## Requirement
Reply with one number: how many lines contain the word "readers".
[start]
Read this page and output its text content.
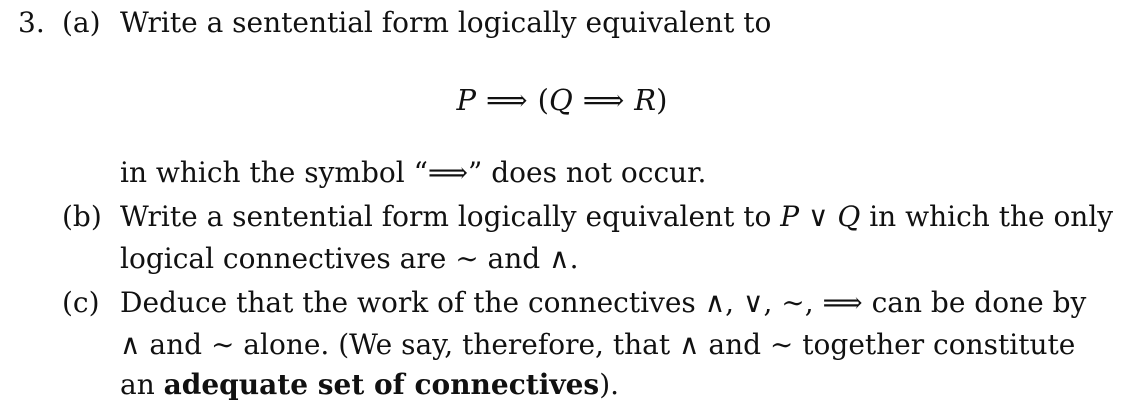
3. (a) Write a sentential form logically equivalent to
P ⟹ (Q ⟹ R)
in which the symbol “⟹” does not occur.
(b) Write a sentential form logically equivalent to P ∨ Q in which the only
logical connectives are ∼ and ∧.
(c) Deduce that the work of the connectives ∧, ∨, ∼, ⟹ can be done by
∧ and ∼ alone. (We say, therefore, that ∧ and ∼ together constitute
an adequate set of connectives).
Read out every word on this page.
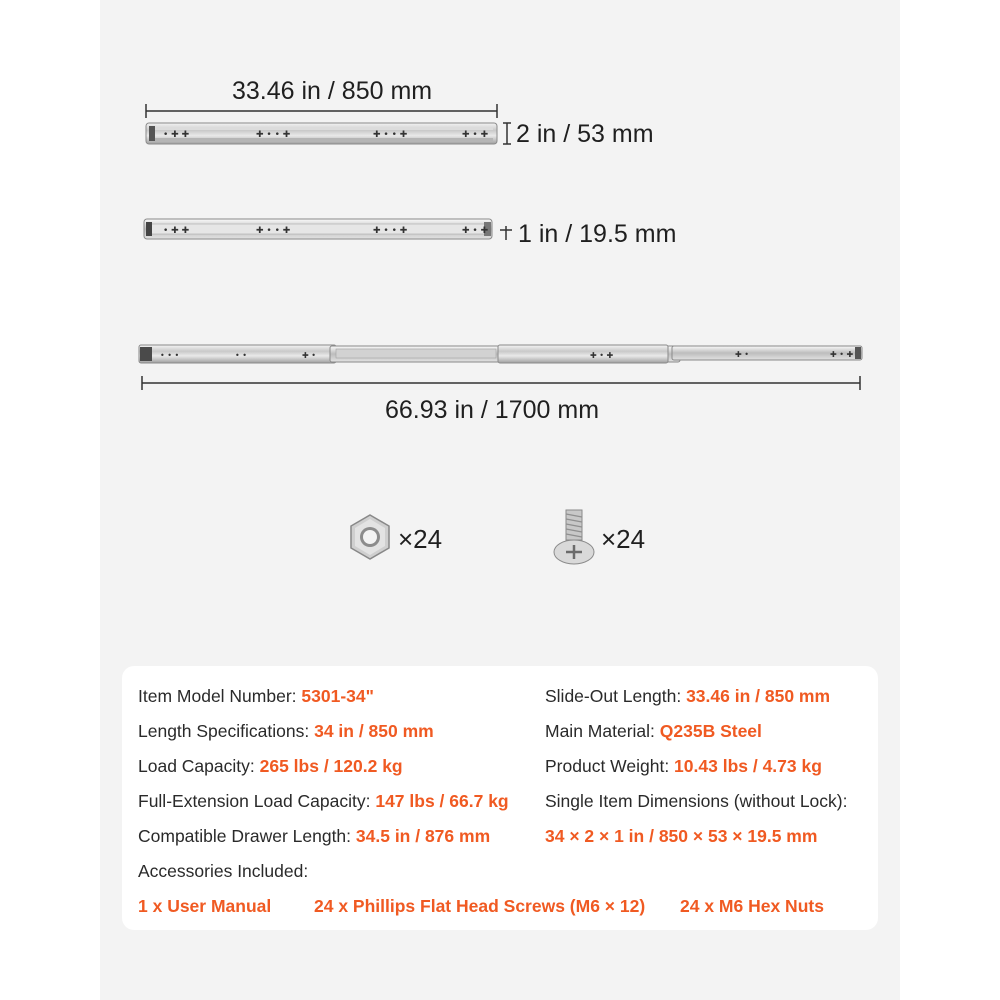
33.46 in / 850 mm
• ✚ ✚	✚ • • ✚	✚ • • ✚	✚ • ✚
• ✚ ✚	✚ • • ✚	✚ • • ✚	✚ • ✚
• • •	• •	✚ •	✚ • ✚	✚ •	✚ • ✚
2 in / 53 mm
1 in / 19.5 mm
66.93 in / 1700 mm
×24	×24
Item Model Number: 5301-34"
Length Specifications: 34 in / 850 mm
Load Capacity: 265 lbs / 120.2 kg
Full-Extension Load Capacity: 147 lbs / 66.7 kg
Compatible Drawer Length: 34.5 in / 876 mm
Slide-Out Length: 33.46 in / 850 mm
Main Material: Q235B Steel
Product Weight: 10.43 lbs / 4.73 kg
Single Item Dimensions (without Lock):
34 × 2 × 1 in / 850 × 53 × 19.5 mm
Accessories Included:
1 x User Manual 24 x Phillips Flat Head Screws (M6 × 12) 24 x M6 Hex Nuts
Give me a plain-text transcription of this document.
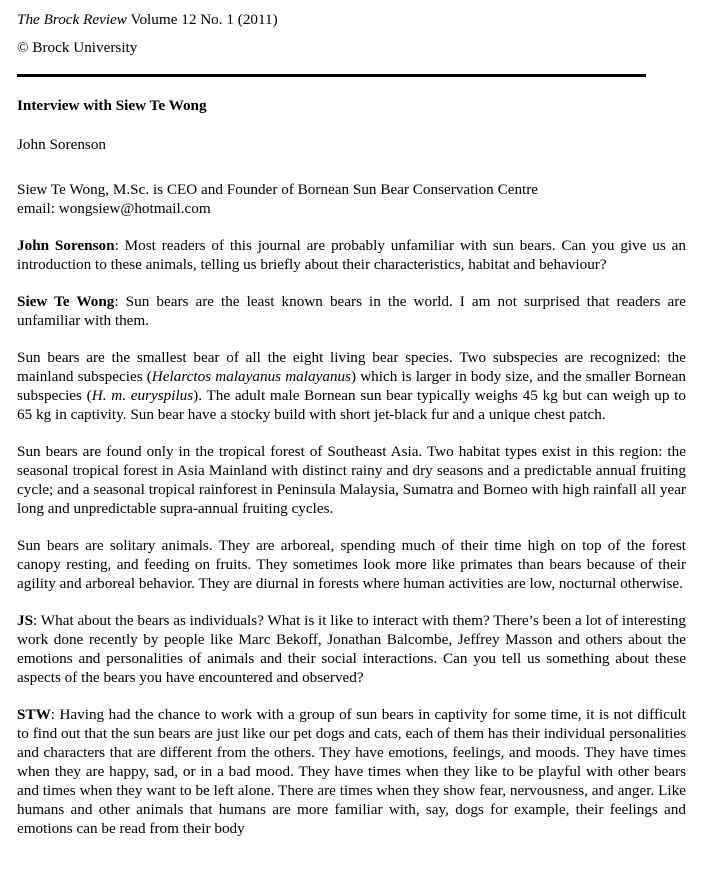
The Brock Review Volume 12 No. 1 (2011)
© Brock University
Interview with Siew Te Wong
John Sorenson
Siew Te Wong, M.Sc. is CEO and Founder of Bornean Sun Bear Conservation Centre
email: wongsiew@hotmail.com

John Sorenson: Most readers of this journal are probably unfamiliar with sun bears. Can you give us an introduction to these animals, telling us briefly about their characteristics, habitat and behaviour?

Siew Te Wong: Sun bears are the least known bears in the world. I am not surprised that readers are unfamiliar with them.

Sun bears are the smallest bear of all the eight living bear species. Two subspecies are recognized: the mainland subspecies (Helarctos malayanus malayanus) which is larger in body size, and the smaller Bornean subspecies (H. m. euryspilus). The adult male Bornean sun bear typically weighs 45 kg but can weigh up to 65 kg in captivity. Sun bear have a stocky build with short jet-black fur and a unique chest patch.

Sun bears are found only in the tropical forest of Southeast Asia. Two habitat types exist in this region: the seasonal tropical forest in Asia Mainland with distinct rainy and dry seasons and a predictable annual fruiting cycle; and a seasonal tropical rainforest in Peninsula Malaysia, Sumatra and Borneo with high rainfall all year long and unpredictable supra-annual fruiting cycles.

Sun bears are solitary animals. They are arboreal, spending much of their time high on top of the forest canopy resting, and feeding on fruits. They sometimes look more like primates than bears because of their agility and arboreal behavior. They are diurnal in forests where human activities are low, nocturnal otherwise.

JS: What about the bears as individuals? What is it like to interact with them? There’s been a lot of interesting work done recently by people like Marc Bekoff, Jonathan Balcombe, Jeffrey Masson and others about the emotions and personalities of animals and their social interactions. Can you tell us something about these aspects of the bears you have encountered and observed?

STW: Having had the chance to work with a group of sun bears in captivity for some time, it is not difficult to find out that the sun bears are just like our pet dogs and cats, each of them has their individual personalities and characters that are different from the others. They have emotions, feelings, and moods. They have times when they are happy, sad, or in a bad mood. They have times when they like to be playful with other bears and times when they want to be left alone. There are times when they show fear, nervousness, and anger. Like humans and other animals that humans are more familiar with, say, dogs for example, their feelings and emotions can be read from their body
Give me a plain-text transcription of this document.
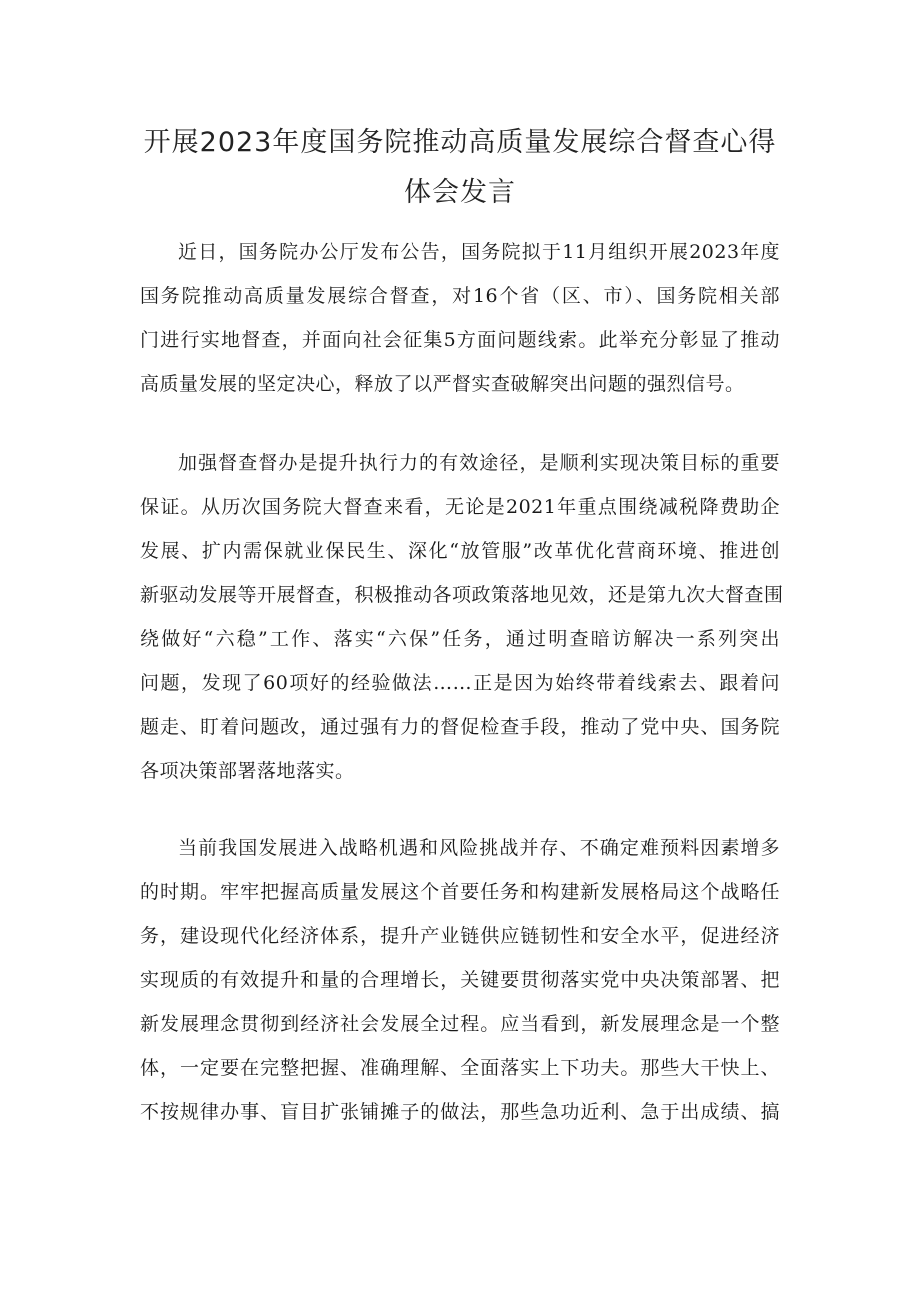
开展2023年度国务院推动高质量发展综合督查心得
体会发言
近日，国务院办公厅发布公告，国务院拟于11月组织开展2023年度
国务院推动高质量发展综合督查，对16个省（区、市）、国务院相关部
门进行实地督查，并面向社会征集5方面问题线索。此举充分彰显了推动
高质量发展的坚定决心，释放了以严督实查破解突出问题的强烈信号。
加强督查督办是提升执行力的有效途径，是顺利实现决策目标的重要
保证。从历次国务院大督查来看，无论是2021年重点围绕减税降费助企
发展、扩内需保就业保民生、深化“放管服”改革优化营商环境、推进创
新驱动发展等开展督查，积极推动各项政策落地见效，还是第九次大督查围
绕做好“六稳”工作、落实“六保”任务，通过明查暗访解决一系列突出
问题，发现了60项好的经验做法……正是因为始终带着线索去、跟着问
题走、盯着问题改，通过强有力的督促检查手段，推动了党中央、国务院
各项决策部署落地落实。
当前我国发展进入战略机遇和风险挑战并存、不确定难预料因素增多
的时期。牢牢把握高质量发展这个首要任务和构建新发展格局这个战略任
务，建设现代化经济体系，提升产业链供应链韧性和安全水平，促进经济
实现质的有效提升和量的合理增长，关键要贯彻落实党中央决策部署、把
新发展理念贯彻到经济社会发展全过程。应当看到，新发展理念是一个整
体，一定要在完整把握、准确理解、全面落实上下功夫。那些大干快上、
不按规律办事、盲目扩张铺摊子的做法，那些急功近利、急于出成绩、搞
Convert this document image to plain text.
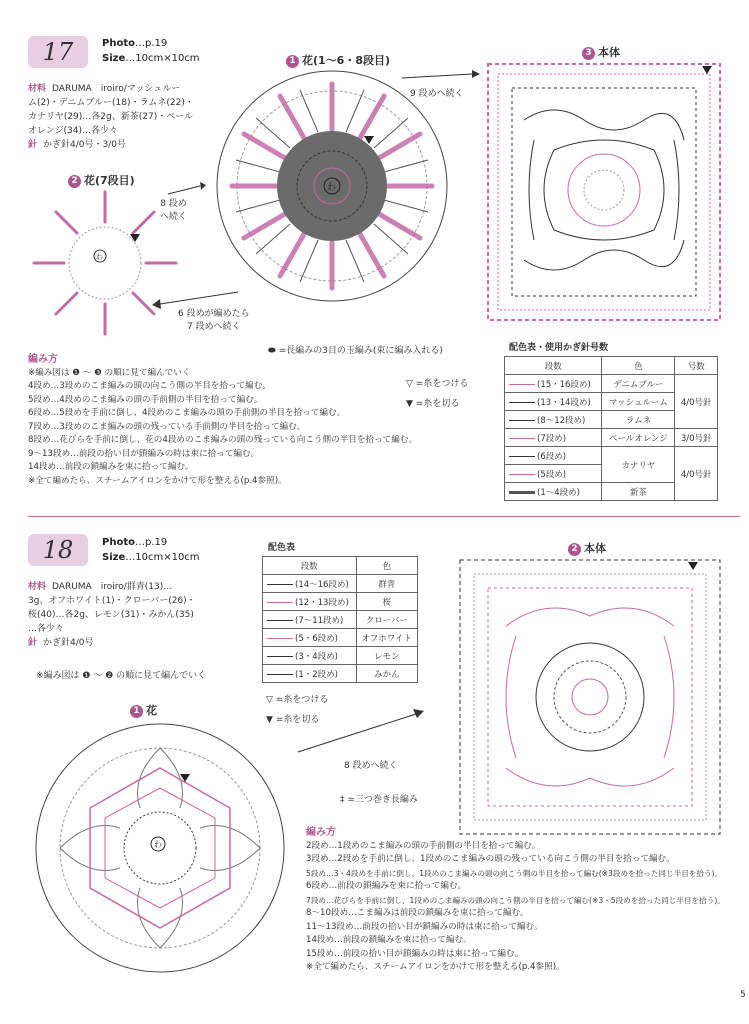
17	Photo…p.19
Size…10cm×10cm
材料 DARUMA　iroiro/マッシュルー
ム(2)・デニムブルー(18)・ラムネ(22)・
カナリヤ(29)…各2g、新茶(27)・ペール
オレンジ(34)…各少々
針 かぎ針4/0号・3/0号
2 花(7段目)
わ
8 段め
へ続く
1 花(1〜6・8段目)
わ
9 段めへ続く
6 段めが編めたら
7 段めへ続く
3 本体
⬬ =長編みの3目の玉編み(束に編み入れる)
▽ =糸をつける
▼ =糸を切る
編み方
※編み図は ❶ 〜 ❸ の順に見て編んでいく
4段め…3段めのこま編みの頭の向こう側の半目を拾って編む。
5段め…4段めのこま編みの頭の手前側の半目を拾って編む。
6段め…5段めを手前に倒し、4段めのこま編みの頭の手前側の半目を拾って編む。
7段め…3段めのこま編みの頭の残っている手前側の半目を拾って編む。
8段め…花びらを手前に倒し、花の4段めのこま編みの頭の残っている向こう側の半目を拾って編む。
9〜13段め…前段の拾い目が鎖編みの時は束に拾って編む。
14段め…前段の鎖編みを束に拾って編む。
※全て編めたら、スチームアイロンをかけて形を整える(p.4参照)。
配色表・使用かぎ針号数
段数	色	号数
(15・16段め)	デニムブルー	4/0号針
(13・14段め)	マッシュルーム	
(8〜12段め)	ラムネ	
(7段め)	ペールオレンジ	3/0号針
(6段め)	カナリヤ	4/0号針
(5段め)		
(1〜4段め)	新茶	
18	Photo…p.19
Size…10cm×10cm
材料 DARUMA　iroiro/群青(13)…
3g、オフホワイト(1)・クローバー(26)・
桜(40)…各2g、レモン(31)・みかん(35)
…各少々
針 かぎ針4/0号
※編み図は ❶ 〜 ❷ の順に見て編んでいく
配色表
段数	色
(14〜16段め)	群青
(12・13段め)	桜
(7〜11段め)	クローバー
(5・6段め)	オフホワイト
(3・4段め)	レモン
(1・2段め)	みかん
▽ =糸をつける
▼ =糸を切る
‡ =三つ巻き長編み
1 花
わ
8 段めへ続く
2 本体
編み方
2段め…1段めのこま編みの頭の手前側の半目を拾って編む。
3段め…2段めを手前に倒し、1段めのこま編みの頭の残っている向こう側の半目を拾って編む。
5段め…3・4段めを手前に倒し、1段めのこま編みの頭の向こう側の半目を拾って編む(※3段めを拾った同じ半目を拾う)。
6段め…前段の鎖編みを束に拾って編む。
7段め…花びらを手前に倒し、1段めのこま編みの頭の向こう側の半目を拾って編む(※3・5段めを拾った同じ半目を拾う)。
8〜10段め…こま編みは前段の鎖編みを束に拾って編む。
11〜13段め…前段の拾い目が鎖編みの時は束に拾って編む。
14段め…前段の鎖編みを束に拾って編む。
15段め…前段の拾い目が鎖編みの時は束に拾って編む。
※全て編めたら、スチームアイロンをかけて形を整える(p.4参照)。
5
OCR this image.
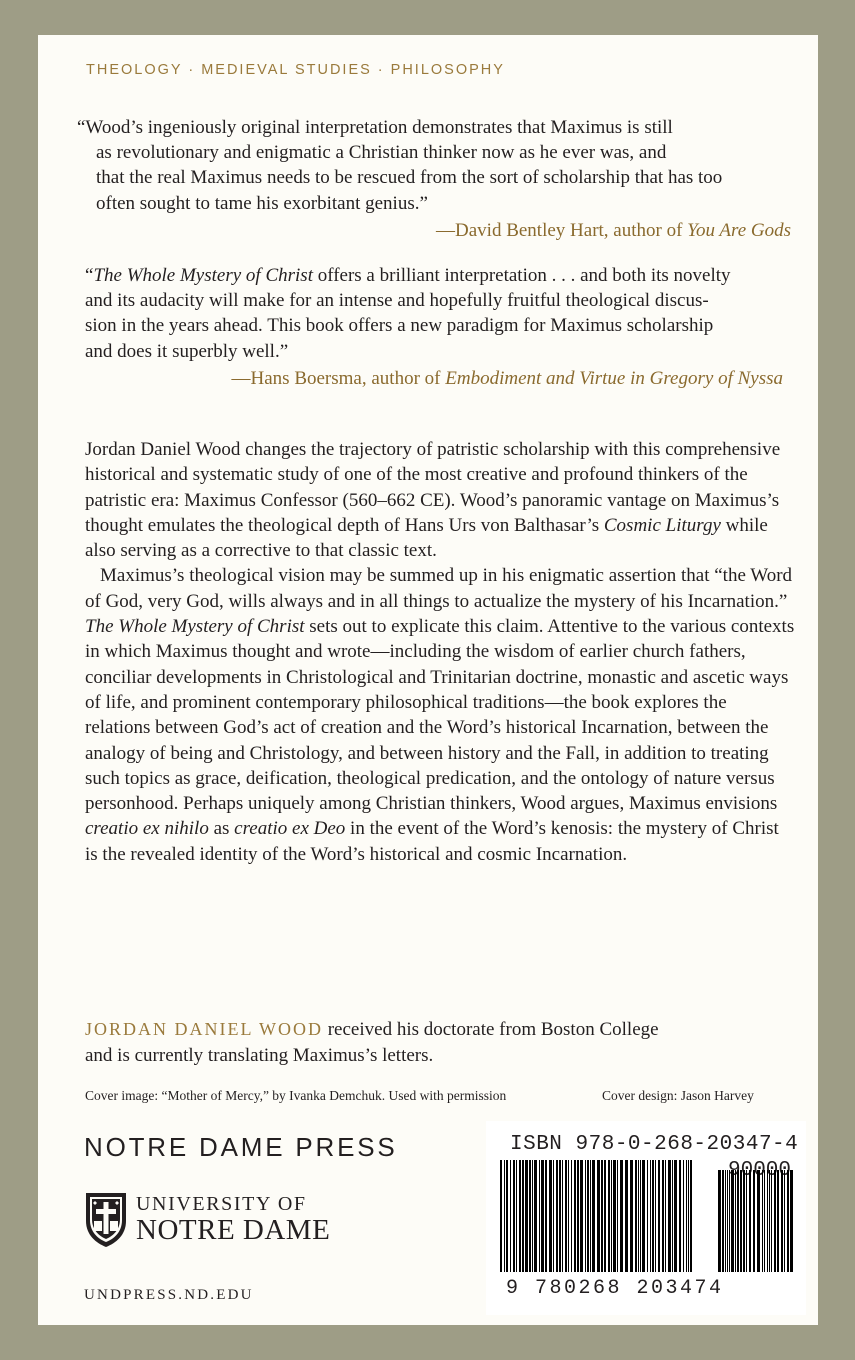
THEOLOGY · MEDIEVAL STUDIES · PHILOSOPHY

“Wood’s ingeniously original interpretation demonstrates that Maximus is still

as revolutionary and enigmatic a Christian thinker now as he ever was, and

that the real Maximus needs to be rescued from the sort of scholarship that has too

often sought to tame his exorbitant genius.”

—David Bentley Hart, author of You Are Gods

“The Whole Mystery of Christ offers a brilliant interpretation . . . and both its novelty

and its audacity will make for an intense and hopefully fruitful theological discus-

sion in the years ahead. This book offers a new paradigm for Maximus scholarship

and does it superbly well.”

—Hans Boersma, author of Embodiment and Virtue in Gregory of Nyssa

Jordan Daniel Wood changes the trajectory of patristic scholarship with this comprehensive historical and systematic study of one of the most creative and profound thinkers of the patristic era: Maximus Confessor (560–662 CE). Wood’s panoramic vantage on Maximus’s thought emulates the theological depth of Hans Urs von Balthasar’s Cosmic Liturgy while also serving as a corrective to that classic text.

Maximus’s theological vision may be summed up in his enigmatic assertion that “the Word of God, very God, wills always and in all things to actualize the mystery of his Incarnation.” The Whole Mystery of Christ sets out to explicate this claim. Attentive to the various contexts in which Maximus thought and wrote—including the wisdom of earlier church fathers, conciliar developments in Christological and Trinitarian doctrine, monastic and ascetic ways of life, and prominent contemporary philosophical traditions—the book explores the relations between God’s act of creation and the Word’s historical Incarnation, between the analogy of being and Christology, and between history and the Fall, in addition to treating such topics as grace, deification, theological predication, and the ontology of nature versus personhood. Perhaps uniquely among Christian thinkers, Wood argues, Maximus envisions creatio ex nihilo as creatio ex Deo in the event of the Word’s kenosis: the mystery of Christ is the revealed identity of the Word’s historical and cosmic Incarnation.

JORDAN DANIEL WOOD received his doctorate from Boston College
and is currently translating Maximus’s letters.
Cover image: “Mother of Mercy,” by Ivanka Demchuk. Used with permission	Cover design: Jason Harvey
NOTRE DAME PRESS
UNIVERSITY OF
NOTRE DAME
UNDPRESS.ND.EDU
ISBN 978-0-268-20347-4
9 780268 203474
[end]
## Task answer
2